[start]
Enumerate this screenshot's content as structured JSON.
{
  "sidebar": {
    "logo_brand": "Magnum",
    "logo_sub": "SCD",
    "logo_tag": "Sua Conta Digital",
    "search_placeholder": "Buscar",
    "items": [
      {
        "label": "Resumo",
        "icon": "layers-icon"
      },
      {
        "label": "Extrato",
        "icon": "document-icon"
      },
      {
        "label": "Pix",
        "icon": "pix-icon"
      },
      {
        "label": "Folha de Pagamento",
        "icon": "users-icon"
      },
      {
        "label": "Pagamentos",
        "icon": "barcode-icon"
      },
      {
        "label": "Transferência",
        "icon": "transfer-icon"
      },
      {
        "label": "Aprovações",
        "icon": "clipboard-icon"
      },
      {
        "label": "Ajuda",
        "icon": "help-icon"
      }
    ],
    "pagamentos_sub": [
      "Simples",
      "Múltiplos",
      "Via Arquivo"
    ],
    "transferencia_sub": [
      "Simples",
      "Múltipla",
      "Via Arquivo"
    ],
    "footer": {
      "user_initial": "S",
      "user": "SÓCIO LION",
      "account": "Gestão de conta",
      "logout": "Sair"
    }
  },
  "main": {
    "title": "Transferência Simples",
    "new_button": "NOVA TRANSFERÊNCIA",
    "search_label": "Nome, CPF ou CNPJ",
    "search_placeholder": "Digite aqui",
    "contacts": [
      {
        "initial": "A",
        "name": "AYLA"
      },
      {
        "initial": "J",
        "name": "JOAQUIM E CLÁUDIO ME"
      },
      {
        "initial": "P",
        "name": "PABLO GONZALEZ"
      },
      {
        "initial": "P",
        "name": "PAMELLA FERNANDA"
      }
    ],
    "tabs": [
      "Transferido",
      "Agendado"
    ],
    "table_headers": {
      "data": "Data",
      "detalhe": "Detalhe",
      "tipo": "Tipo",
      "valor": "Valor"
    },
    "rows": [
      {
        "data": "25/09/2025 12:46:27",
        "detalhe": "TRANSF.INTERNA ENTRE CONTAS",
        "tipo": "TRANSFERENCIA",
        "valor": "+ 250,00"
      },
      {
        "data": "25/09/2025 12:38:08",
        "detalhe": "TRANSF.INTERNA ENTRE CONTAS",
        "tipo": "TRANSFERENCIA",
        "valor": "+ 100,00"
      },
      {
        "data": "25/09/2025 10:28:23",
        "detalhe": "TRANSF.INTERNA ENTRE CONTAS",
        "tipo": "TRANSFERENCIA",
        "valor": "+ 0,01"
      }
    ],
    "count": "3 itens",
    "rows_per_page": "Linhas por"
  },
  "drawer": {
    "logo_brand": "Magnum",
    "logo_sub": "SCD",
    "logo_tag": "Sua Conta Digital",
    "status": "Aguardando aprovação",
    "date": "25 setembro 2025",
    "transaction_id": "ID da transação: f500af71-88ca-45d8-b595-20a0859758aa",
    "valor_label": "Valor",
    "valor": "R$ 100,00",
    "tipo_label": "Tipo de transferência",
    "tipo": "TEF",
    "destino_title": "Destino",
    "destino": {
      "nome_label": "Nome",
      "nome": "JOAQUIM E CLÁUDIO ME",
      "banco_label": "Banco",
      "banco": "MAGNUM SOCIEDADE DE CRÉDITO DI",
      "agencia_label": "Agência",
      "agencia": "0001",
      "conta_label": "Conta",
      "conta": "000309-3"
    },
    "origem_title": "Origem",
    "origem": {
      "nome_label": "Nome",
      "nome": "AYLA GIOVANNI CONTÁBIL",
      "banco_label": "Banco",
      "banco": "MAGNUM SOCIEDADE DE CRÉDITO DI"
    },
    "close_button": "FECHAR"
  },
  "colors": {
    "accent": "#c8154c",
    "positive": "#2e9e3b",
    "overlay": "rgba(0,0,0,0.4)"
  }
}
[end]
= Exercise prompt =
Take the material above and return all of it exactly.

= Final result =
Enumerate this screenshot's content as structured JSON.
{
  "sidebar": {
    "logo_brand": "Magnum",
    "logo_sub": "SCD",
    "logo_tag": "Sua Conta Digital",
    "search_placeholder": "Buscar",
    "items": [
      {
        "label": "Resumo",
        "icon": "layers-icon"
      },
      {
        "label": "Extrato",
        "icon": "document-icon"
      },
      {
        "label": "Pix",
        "icon": "pix-icon"
      },
      {
        "label": "Folha de Pagamento",
        "icon": "users-icon"
      },
      {
        "label": "Pagamentos",
        "icon": "barcode-icon"
      },
      {
        "label": "Transferência",
        "icon": "transfer-icon"
      },
      {
        "label": "Aprovações",
        "icon": "clipboard-icon"
      },
      {
        "label": "Ajuda",
        "icon": "help-icon"
      }
    ],
    "pagamentos_sub": [
      "Simples",
      "Múltiplos",
      "Via Arquivo"
    ],
    "transferencia_sub": [
      "Simples",
      "Múltipla",
      "Via Arquivo"
    ],
    "footer": {
      "user_initial": "S",
      "user": "SÓCIO LION",
      "account": "Gestão de conta",
      "logout": "Sair"
    }
  },
  "main": {
    "title": "Transferência Simples",
    "new_button": "NOVA TRANSFERÊNCIA",
    "search_label": "Nome, CPF ou CNPJ",
    "search_placeholder": "Digite aqui",
    "contacts": [
      {
        "initial": "A",
        "name": "AYLA"
      },
      {
        "initial": "J",
        "name": "JOAQUIM E CLÁUDIO ME"
      },
      {
        "initial": "P",
        "name": "PABLO GONZALEZ"
      },
      {
        "initial": "P",
        "name": "PAMELLA FERNANDA"
      }
    ],
    "tabs": [
      "Transferido",
      "Agendado"
    ],
    "table_headers": {
      "data": "Data",
      "detalhe": "Detalhe",
      "tipo": "Tipo",
      "valor": "Valor"
    },
    "rows": [
      {
        "data": "25/09/2025 12:46:27",
        "detalhe": "TRANSF.INTERNA ENTRE CONTAS",
        "tipo": "TRANSFERENCIA",
        "valor": "+ 250,00"
      },
      {
        "data": "25/09/2025 12:38:08",
        "detalhe": "TRANSF.INTERNA ENTRE CONTAS",
        "tipo": "TRANSFERENCIA",
        "valor": "+ 100,00"
      },
      {
        "data": "25/09/2025 10:28:23",
        "detalhe": "TRANSF.INTERNA ENTRE CONTAS",
        "tipo": "TRANSFERENCIA",
        "valor": "+ 0,01"
      }
    ],
    "count": "3 itens",
    "rows_per_page": "Linhas por"
  },
  "drawer": {
    "logo_brand": "Magnum",
    "logo_sub": "SCD",
    "logo_tag": "Sua Conta Digital",
    "status": "Aguardando aprovação",
    "date": "25 setembro 2025",
    "transaction_id": "ID da transação: f500af71-88ca-45d8-b595-20a0859758aa",
    "valor_label": "Valor",
    "valor": "R$ 100,00",
    "tipo_label": "Tipo de transferência",
    "tipo": "TEF",
    "destino_title": "Destino",
    "destino": {
      "nome_label": "Nome",
      "nome": "JOAQUIM E CLÁUDIO ME",
      "banco_label": "Banco",
      "banco": "MAGNUM SOCIEDADE DE CRÉDITO DI",
      "agencia_label": "Agência",
      "agencia": "0001",
      "conta_label": "Conta",
      "conta": "000309-3"
    },
    "origem_title": "Origem",
    "origem": {
      "nome_label": "Nome",
      "nome": "AYLA GIOVANNI CONTÁBIL",
      "banco_label": "Banco",
      "banco": "MAGNUM SOCIEDADE DE CRÉDITO DI"
    },
    "close_button": "FECHAR"
  },
  "colors": {
    "accent": "#c8154c",
    "positive": "#2e9e3b",
    "overlay": "rgba(0,0,0,0.4)"
  }
}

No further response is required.